BEGIN Records provided
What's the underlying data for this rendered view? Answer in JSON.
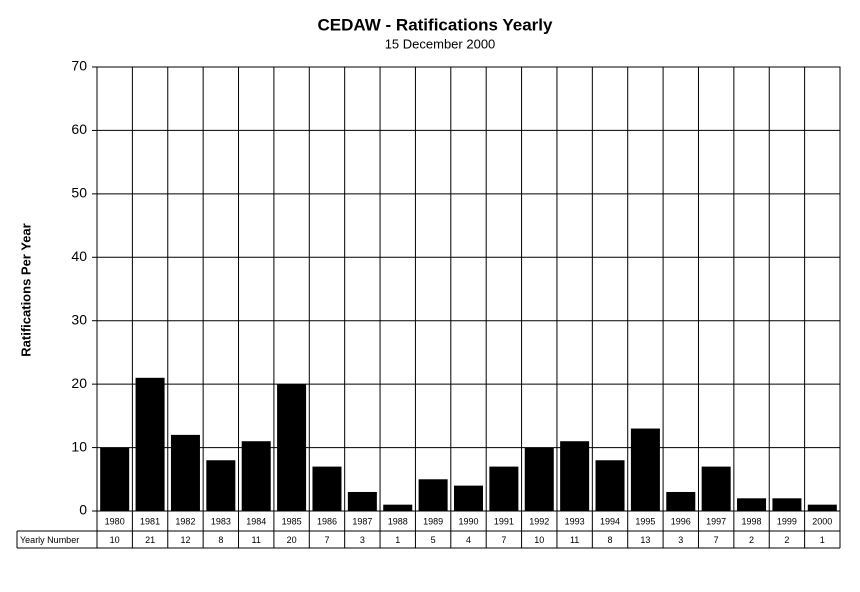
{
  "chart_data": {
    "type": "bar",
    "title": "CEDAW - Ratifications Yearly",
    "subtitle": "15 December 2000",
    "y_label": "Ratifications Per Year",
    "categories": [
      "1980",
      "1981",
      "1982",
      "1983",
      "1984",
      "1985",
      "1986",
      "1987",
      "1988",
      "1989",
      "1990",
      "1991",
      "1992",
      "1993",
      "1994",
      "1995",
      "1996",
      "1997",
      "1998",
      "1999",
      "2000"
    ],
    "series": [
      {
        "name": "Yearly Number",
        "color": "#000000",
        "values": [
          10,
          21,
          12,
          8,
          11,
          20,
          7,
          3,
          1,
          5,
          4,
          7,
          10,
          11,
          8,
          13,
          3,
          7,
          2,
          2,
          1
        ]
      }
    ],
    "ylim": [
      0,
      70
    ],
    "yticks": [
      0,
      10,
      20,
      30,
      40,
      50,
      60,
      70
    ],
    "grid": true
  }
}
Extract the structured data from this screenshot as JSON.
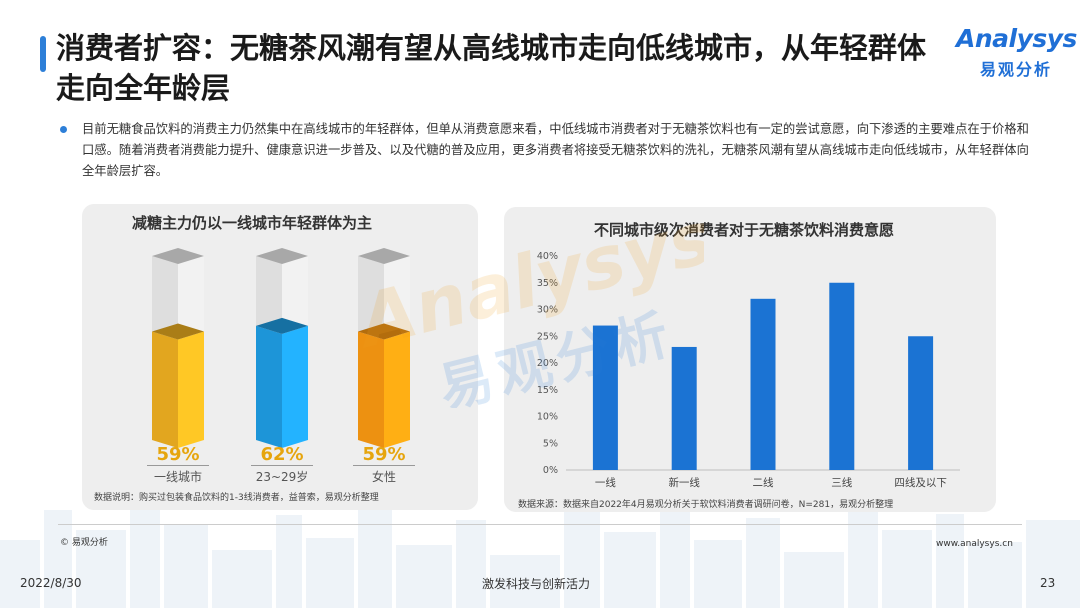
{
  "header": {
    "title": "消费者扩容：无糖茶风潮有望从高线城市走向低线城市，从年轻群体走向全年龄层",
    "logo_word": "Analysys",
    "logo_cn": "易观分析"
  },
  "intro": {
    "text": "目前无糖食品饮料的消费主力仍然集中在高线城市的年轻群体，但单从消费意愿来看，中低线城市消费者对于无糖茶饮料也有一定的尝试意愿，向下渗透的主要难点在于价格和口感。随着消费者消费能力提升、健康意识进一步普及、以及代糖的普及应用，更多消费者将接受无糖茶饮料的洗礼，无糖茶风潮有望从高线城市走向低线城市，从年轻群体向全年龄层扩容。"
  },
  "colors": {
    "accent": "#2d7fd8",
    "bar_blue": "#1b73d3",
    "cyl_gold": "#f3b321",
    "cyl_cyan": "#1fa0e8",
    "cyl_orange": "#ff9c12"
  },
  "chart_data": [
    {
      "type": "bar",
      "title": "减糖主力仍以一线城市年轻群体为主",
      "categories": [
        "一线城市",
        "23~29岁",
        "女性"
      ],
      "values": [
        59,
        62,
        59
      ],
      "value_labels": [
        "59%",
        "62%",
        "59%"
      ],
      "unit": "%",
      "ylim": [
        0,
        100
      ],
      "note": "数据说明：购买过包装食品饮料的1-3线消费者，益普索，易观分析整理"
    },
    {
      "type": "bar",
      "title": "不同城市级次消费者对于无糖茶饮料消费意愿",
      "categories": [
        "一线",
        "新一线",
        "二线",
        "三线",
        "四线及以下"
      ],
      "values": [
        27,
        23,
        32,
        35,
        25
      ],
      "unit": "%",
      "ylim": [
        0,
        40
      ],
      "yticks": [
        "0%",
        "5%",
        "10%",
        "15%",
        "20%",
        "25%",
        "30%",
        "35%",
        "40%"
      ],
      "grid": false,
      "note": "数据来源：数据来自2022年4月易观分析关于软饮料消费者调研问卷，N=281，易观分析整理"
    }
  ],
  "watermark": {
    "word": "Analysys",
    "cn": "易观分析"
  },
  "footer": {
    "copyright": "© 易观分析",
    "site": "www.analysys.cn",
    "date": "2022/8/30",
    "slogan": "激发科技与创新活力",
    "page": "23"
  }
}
END Records provided
BEGIN Records provided
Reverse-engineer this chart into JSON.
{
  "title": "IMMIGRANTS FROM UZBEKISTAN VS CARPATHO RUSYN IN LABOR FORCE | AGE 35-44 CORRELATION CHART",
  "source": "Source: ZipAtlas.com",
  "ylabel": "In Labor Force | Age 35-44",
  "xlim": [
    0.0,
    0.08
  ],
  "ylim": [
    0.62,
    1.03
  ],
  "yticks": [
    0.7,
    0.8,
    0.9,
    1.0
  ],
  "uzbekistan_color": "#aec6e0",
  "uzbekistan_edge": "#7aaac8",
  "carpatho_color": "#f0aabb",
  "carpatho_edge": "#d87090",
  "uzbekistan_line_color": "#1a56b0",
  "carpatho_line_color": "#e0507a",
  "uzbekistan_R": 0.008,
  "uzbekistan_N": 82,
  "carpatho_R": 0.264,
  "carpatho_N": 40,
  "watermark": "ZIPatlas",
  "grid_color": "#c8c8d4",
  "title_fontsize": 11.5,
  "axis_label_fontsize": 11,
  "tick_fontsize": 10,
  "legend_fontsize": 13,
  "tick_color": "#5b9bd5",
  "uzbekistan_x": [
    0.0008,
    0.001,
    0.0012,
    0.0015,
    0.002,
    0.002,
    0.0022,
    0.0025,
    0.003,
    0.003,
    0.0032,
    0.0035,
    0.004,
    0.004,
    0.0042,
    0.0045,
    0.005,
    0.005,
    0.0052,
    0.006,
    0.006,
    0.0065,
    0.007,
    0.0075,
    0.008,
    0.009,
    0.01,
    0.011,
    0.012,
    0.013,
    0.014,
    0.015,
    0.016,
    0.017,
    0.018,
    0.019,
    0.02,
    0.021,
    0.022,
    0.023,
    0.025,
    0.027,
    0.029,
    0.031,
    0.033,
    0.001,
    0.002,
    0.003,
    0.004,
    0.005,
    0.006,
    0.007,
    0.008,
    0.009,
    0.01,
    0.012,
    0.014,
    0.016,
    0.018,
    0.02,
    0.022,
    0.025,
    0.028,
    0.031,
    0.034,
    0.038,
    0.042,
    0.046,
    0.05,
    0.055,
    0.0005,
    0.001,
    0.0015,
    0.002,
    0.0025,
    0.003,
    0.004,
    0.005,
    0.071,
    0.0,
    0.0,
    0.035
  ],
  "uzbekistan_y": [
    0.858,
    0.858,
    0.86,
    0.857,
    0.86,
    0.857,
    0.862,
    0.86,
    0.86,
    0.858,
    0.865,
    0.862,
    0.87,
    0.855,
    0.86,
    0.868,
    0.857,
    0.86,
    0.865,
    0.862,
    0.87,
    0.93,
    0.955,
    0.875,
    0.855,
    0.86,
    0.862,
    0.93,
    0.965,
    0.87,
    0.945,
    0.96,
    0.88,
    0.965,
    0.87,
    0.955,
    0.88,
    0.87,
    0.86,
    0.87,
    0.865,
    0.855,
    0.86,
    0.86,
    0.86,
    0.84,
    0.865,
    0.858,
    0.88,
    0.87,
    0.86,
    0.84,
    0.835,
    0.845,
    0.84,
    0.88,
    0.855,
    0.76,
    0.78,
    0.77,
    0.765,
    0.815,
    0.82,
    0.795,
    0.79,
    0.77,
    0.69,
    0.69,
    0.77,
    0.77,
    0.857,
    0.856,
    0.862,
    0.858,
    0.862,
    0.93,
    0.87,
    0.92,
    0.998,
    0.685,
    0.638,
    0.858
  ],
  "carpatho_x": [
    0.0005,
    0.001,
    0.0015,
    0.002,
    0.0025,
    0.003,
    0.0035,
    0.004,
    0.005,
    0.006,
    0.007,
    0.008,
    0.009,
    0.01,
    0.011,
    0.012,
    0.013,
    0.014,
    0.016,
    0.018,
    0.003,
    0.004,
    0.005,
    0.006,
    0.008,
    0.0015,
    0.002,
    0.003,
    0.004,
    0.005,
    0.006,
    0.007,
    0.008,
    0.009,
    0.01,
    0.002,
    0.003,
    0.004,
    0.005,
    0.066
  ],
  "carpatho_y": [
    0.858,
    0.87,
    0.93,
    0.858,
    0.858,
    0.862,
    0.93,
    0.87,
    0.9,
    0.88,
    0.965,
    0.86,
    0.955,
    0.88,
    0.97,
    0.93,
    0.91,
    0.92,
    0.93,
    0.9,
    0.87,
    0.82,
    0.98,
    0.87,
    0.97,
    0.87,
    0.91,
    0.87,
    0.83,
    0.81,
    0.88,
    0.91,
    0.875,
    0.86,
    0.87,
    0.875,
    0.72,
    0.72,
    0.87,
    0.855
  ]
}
END Records provided
Using the material above, work out how many lines contain the string "note". Give that number alone.

Response below
2